Supplied entries →
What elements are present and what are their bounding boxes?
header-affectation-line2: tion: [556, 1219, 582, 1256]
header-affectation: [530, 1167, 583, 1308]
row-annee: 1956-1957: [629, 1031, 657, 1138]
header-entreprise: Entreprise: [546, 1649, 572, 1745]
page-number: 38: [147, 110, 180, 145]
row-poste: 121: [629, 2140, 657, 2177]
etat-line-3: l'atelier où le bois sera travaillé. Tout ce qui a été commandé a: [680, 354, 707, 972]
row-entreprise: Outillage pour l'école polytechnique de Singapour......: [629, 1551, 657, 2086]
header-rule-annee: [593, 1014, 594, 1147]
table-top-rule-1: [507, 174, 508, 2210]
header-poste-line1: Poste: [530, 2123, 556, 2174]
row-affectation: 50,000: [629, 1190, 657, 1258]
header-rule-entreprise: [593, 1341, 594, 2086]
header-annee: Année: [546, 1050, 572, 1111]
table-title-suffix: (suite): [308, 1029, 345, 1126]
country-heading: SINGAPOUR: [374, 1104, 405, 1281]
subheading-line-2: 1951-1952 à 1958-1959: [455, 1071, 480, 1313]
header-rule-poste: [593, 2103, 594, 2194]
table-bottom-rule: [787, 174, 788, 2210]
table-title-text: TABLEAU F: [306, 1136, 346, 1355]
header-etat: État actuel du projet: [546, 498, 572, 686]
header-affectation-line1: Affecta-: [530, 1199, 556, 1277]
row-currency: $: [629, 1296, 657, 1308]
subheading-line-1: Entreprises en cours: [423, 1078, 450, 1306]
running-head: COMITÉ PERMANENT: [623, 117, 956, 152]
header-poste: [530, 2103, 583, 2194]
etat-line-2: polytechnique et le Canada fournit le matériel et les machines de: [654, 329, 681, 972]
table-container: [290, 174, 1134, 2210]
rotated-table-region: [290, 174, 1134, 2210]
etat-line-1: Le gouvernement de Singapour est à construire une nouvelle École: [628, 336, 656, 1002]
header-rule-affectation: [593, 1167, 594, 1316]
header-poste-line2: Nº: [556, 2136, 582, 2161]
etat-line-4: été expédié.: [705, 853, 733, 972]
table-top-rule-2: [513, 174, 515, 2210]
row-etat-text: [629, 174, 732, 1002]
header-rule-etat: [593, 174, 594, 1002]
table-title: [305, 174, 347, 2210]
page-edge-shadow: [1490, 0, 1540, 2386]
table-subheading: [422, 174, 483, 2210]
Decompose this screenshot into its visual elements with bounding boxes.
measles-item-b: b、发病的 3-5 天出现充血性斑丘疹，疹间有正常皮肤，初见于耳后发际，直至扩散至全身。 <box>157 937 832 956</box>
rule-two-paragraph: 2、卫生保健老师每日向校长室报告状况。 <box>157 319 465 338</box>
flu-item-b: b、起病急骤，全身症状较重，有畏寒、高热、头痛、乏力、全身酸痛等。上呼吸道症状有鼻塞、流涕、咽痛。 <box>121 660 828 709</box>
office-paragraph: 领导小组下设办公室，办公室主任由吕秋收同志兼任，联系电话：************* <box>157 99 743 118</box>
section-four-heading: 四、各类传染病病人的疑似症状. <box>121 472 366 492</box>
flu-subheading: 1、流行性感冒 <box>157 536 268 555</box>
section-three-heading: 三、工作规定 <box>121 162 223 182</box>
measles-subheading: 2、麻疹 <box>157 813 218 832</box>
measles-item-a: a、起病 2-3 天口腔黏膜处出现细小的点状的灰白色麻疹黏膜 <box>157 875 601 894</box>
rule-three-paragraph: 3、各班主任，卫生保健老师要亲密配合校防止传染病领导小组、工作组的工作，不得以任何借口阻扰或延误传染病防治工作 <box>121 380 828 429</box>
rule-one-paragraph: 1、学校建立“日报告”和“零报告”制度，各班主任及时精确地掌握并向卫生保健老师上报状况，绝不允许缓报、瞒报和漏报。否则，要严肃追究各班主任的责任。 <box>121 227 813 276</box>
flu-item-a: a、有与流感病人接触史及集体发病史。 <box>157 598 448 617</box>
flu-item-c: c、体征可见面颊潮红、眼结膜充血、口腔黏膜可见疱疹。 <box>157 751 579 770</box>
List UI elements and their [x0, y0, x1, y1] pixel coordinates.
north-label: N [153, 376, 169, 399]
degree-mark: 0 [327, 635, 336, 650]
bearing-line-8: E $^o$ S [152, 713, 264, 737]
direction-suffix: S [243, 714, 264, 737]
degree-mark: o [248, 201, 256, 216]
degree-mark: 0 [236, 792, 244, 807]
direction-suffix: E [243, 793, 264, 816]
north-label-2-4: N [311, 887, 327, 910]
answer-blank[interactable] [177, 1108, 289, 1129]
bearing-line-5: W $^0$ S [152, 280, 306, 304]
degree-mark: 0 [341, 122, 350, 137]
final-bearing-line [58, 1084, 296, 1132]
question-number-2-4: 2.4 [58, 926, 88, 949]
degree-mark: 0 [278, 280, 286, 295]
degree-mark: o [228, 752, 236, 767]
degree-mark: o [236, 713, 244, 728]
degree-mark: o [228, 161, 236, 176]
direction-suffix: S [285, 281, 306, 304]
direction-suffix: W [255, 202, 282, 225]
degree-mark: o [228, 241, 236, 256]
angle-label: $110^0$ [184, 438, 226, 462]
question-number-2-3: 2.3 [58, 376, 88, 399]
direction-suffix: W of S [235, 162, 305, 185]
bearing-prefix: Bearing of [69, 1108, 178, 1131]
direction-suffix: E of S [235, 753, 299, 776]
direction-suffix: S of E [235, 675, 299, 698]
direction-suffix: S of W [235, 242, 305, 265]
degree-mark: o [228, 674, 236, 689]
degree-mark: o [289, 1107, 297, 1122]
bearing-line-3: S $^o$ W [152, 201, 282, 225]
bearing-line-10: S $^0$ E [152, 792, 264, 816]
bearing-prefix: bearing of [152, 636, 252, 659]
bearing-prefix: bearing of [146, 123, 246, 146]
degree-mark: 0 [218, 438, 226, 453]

What needs to be done →
Copy every line of the records above word for word, keeping each line as it is.

Full response →
What elements are present and what are their bounding boxes?
header-affectation-line2: tion: [556, 1219, 582, 1256]
header-affectation: [530, 1167, 583, 1308]
row-annee: 1956-1957: [629, 1031, 657, 1138]
header-entreprise: Entreprise: [546, 1649, 572, 1745]
page-number: 38: [147, 110, 180, 145]
row-poste: 121: [629, 2140, 657, 2177]
etat-line-3: l'atelier où le bois sera travaillé. Tout ce qui a été commandé a: [680, 354, 707, 972]
row-entreprise: Outillage pour l'école polytechnique de Singapour......: [629, 1551, 657, 2086]
header-rule-annee: [593, 1014, 594, 1147]
table-top-rule-1: [507, 174, 508, 2210]
header-poste-line1: Poste: [530, 2123, 556, 2174]
row-affectation: 50,000: [629, 1190, 657, 1258]
header-rule-entreprise: [593, 1341, 594, 2086]
header-annee: Année: [546, 1050, 572, 1111]
table-title-suffix: (suite): [308, 1029, 345, 1126]
country-heading: SINGAPOUR: [374, 1104, 405, 1281]
subheading-line-2: 1951-1952 à 1958-1959: [455, 1071, 480, 1313]
header-rule-poste: [593, 2103, 594, 2194]
table-bottom-rule: [787, 174, 788, 2210]
table-title-text: TABLEAU F: [306, 1136, 346, 1355]
header-etat: État actuel du projet: [546, 498, 572, 686]
header-affectation-line1: Affecta-: [530, 1199, 556, 1277]
row-currency: $: [629, 1296, 657, 1308]
subheading-line-1: Entreprises en cours: [423, 1078, 450, 1306]
running-head: COMITÉ PERMANENT: [623, 117, 956, 152]
header-poste: [530, 2103, 583, 2194]
etat-line-2: polytechnique et le Canada fournit le matériel et les machines de: [654, 329, 681, 972]
table-container: [290, 174, 1134, 2210]
rotated-table-region: [290, 174, 1134, 2210]
etat-line-1: Le gouvernement de Singapour est à construire une nouvelle École: [628, 336, 656, 1002]
header-rule-affectation: [593, 1167, 594, 1316]
header-poste-line2: Nº: [556, 2136, 582, 2161]
etat-line-4: été expédié.: [705, 853, 733, 972]
table-top-rule-2: [513, 174, 515, 2210]
row-etat-text: [629, 174, 732, 1002]
header-rule-etat: [593, 174, 594, 1002]
table-title: [305, 174, 347, 2210]
page-edge-shadow: [1490, 0, 1540, 2386]
table-subheading: [422, 174, 483, 2210]
Decompose this screenshot into its visual elements with bounding boxes.
measles-item-b: b、发病的 3-5 天出现充血性斑丘疹，疹间有正常皮肤，初见于耳后发际，直至扩散至全身。 <box>157 937 832 956</box>
rule-two-paragraph: 2、卫生保健老师每日向校长室报告状况。 <box>157 319 465 338</box>
flu-item-b: b、起病急骤，全身症状较重，有畏寒、高热、头痛、乏力、全身酸痛等。上呼吸道症状有鼻塞、流涕、咽痛。 <box>121 660 828 709</box>
office-paragraph: 领导小组下设办公室，办公室主任由吕秋收同志兼任，联系电话：************* <box>157 99 743 118</box>
section-four-heading: 四、各类传染病病人的疑似症状. <box>121 472 366 492</box>
flu-subheading: 1、流行性感冒 <box>157 536 268 555</box>
section-three-heading: 三、工作规定 <box>121 162 223 182</box>
measles-subheading: 2、麻疹 <box>157 813 218 832</box>
measles-item-a: a、起病 2-3 天口腔黏膜处出现细小的点状的灰白色麻疹黏膜 <box>157 875 601 894</box>
rule-three-paragraph: 3、各班主任，卫生保健老师要亲密配合校防止传染病领导小组、工作组的工作，不得以任何借口阻扰或延误传染病防治工作 <box>121 380 828 429</box>
rule-one-paragraph: 1、学校建立“日报告”和“零报告”制度，各班主任及时精确地掌握并向卫生保健老师上报状况，绝不允许缓报、瞒报和漏报。否则，要严肃追究各班主任的责任。 <box>121 227 813 276</box>
flu-item-a: a、有与流感病人接触史及集体发病史。 <box>157 598 448 617</box>
flu-item-c: c、体征可见面颊潮红、眼结膜充血、口腔黏膜可见疱疹。 <box>157 751 579 770</box>
List UI elements and their [x0, y0, x1, y1] pixel coordinates.
north-label: N [153, 376, 169, 399]
degree-mark: 0 [327, 635, 336, 650]
bearing-line-8: E $^o$ S [152, 713, 264, 737]
direction-suffix: S [243, 714, 264, 737]
degree-mark: o [248, 201, 256, 216]
degree-mark: 0 [236, 792, 244, 807]
direction-suffix: E [243, 793, 264, 816]
north-label-2-4: N [311, 887, 327, 910]
answer-blank[interactable] [177, 1108, 289, 1129]
bearing-line-5: W $^0$ S [152, 280, 306, 304]
degree-mark: 0 [341, 122, 350, 137]
final-bearing-line [58, 1084, 296, 1132]
question-number-2-4: 2.4 [58, 926, 88, 949]
degree-mark: 0 [278, 280, 286, 295]
degree-mark: o [228, 752, 236, 767]
degree-mark: o [236, 713, 244, 728]
degree-mark: o [228, 161, 236, 176]
direction-suffix: S [285, 281, 306, 304]
direction-suffix: W [255, 202, 282, 225]
degree-mark: o [228, 241, 236, 256]
angle-label: $110^0$ [184, 438, 226, 462]
question-number-2-3: 2.3 [58, 376, 88, 399]
direction-suffix: W of S [235, 162, 305, 185]
bearing-prefix: Bearing of [69, 1108, 178, 1131]
direction-suffix: E of S [235, 753, 299, 776]
direction-suffix: S of E [235, 675, 299, 698]
direction-suffix: S of W [235, 242, 305, 265]
degree-mark: o [228, 674, 236, 689]
degree-mark: o [289, 1107, 297, 1122]
bearing-line-3: S $^o$ W [152, 201, 282, 225]
bearing-line-10: S $^0$ E [152, 792, 264, 816]
bearing-prefix: bearing of [152, 636, 252, 659]
bearing-prefix: bearing of [146, 123, 246, 146]
degree-mark: 0 [218, 438, 226, 453]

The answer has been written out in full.